#### Available data:

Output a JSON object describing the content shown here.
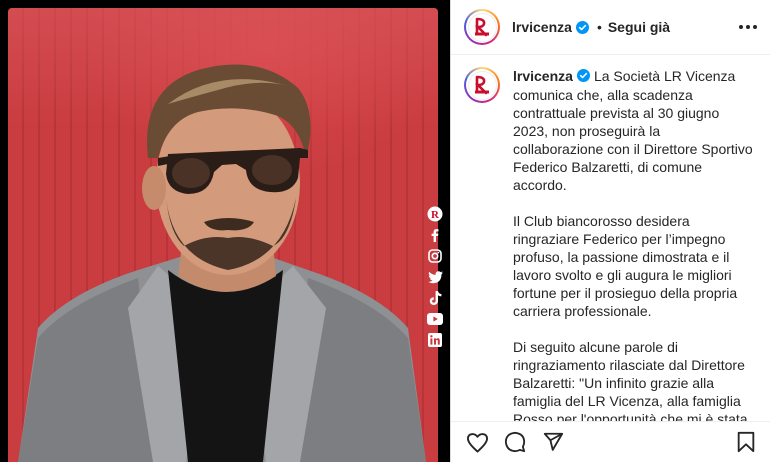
{
  "post": {
    "username": "lrvicenza",
    "follow_status": "Segui già",
    "separator": "•"
  },
  "caption": {
    "username": "lrvicenza",
    "paragraphs": [
      "La Società LR Vicenza comunica che, alla scadenza contrattuale prevista al 30 giugno 2023, non proseguirà la collaborazione con il Direttore Sportivo Federico Balzaretti, di comune accordo.",
      "Il Club biancorosso desidera ringraziare Federico per l’impegno profuso, la passione dimostrata e il lavoro svolto e gli augura le migliori fortune per il prosieguo della propria carriera professionale.",
      "Di seguito alcune parole di ringraziamento rilasciate dal Direttore Balzaretti: \"Un infinito grazie alla famiglia del LR Vicenza, alla famiglia Rosso per l'opportunità che mi è stata data, alla squadra, agli allenatori, al"
    ]
  },
  "media": {
    "social_icons": [
      "lr-vicenza-logo-icon",
      "facebook-icon",
      "instagram-icon",
      "twitter-icon",
      "tiktok-icon",
      "youtube-icon",
      "linkedin-icon"
    ]
  },
  "actions": [
    "like-icon",
    "comment-icon",
    "share-icon",
    "bookmark-icon"
  ],
  "colors": {
    "verified_blue": "#0095f6",
    "text": "#262626",
    "background_red": "#c43a3e"
  }
}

#### What you should do:
Pick each line holding the word "Balzaretti" out of the listing.

#### Result for this exercise:
      "La Società LR Vicenza comunica che, alla scadenza contrattuale prevista al 30 giugno 2023, non proseguirà la collaborazione con il Direttore Sportivo Federico Balzaretti, di comune accordo.",
      "Di seguito alcune parole di ringraziamento rilasciate dal Direttore Balzaretti: \"Un infinito grazie alla famiglia del LR Vicenza, alla famiglia Rosso per l'opportunità che mi è stata data, alla squadra, agli allenatori, al"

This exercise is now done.